▶ [GOAL] Identify every line containing the word "нуждающимися" and reproduce each one.

▶ [RECORDS FOR THE EXERCISE]
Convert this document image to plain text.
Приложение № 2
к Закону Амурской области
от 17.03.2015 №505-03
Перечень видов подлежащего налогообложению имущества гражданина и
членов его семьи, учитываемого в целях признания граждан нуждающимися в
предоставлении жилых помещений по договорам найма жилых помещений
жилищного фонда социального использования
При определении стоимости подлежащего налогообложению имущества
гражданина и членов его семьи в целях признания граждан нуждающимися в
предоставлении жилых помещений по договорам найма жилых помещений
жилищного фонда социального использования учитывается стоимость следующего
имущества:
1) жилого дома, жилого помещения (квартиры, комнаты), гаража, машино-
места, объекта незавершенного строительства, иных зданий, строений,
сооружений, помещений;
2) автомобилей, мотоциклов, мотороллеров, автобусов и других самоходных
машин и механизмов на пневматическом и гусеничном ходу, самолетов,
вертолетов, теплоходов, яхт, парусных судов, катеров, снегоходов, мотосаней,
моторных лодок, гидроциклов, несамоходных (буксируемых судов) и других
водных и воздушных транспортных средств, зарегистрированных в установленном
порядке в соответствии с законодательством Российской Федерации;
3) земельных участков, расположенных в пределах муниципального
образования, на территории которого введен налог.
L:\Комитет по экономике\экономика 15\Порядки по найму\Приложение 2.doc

* * *

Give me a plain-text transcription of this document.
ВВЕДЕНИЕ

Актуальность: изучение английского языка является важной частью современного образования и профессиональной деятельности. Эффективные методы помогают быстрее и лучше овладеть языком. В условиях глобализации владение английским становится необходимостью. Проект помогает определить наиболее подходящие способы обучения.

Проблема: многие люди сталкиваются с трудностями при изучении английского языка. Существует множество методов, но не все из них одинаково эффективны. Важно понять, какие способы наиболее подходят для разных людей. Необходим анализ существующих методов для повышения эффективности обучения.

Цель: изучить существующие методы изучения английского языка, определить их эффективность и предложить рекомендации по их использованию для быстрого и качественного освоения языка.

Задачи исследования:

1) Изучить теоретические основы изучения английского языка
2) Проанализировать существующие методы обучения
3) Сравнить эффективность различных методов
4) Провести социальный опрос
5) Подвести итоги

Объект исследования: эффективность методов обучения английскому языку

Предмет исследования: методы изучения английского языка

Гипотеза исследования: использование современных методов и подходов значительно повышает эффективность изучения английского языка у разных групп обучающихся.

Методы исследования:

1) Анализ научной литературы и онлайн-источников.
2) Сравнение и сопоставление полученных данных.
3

▶ [ANSWER TO THIS PROBLEM]
членов его семьи, учитываемого в целях признания граждан нуждающимися в
гражданина и членов его семьи в целях признания граждан нуждающимися в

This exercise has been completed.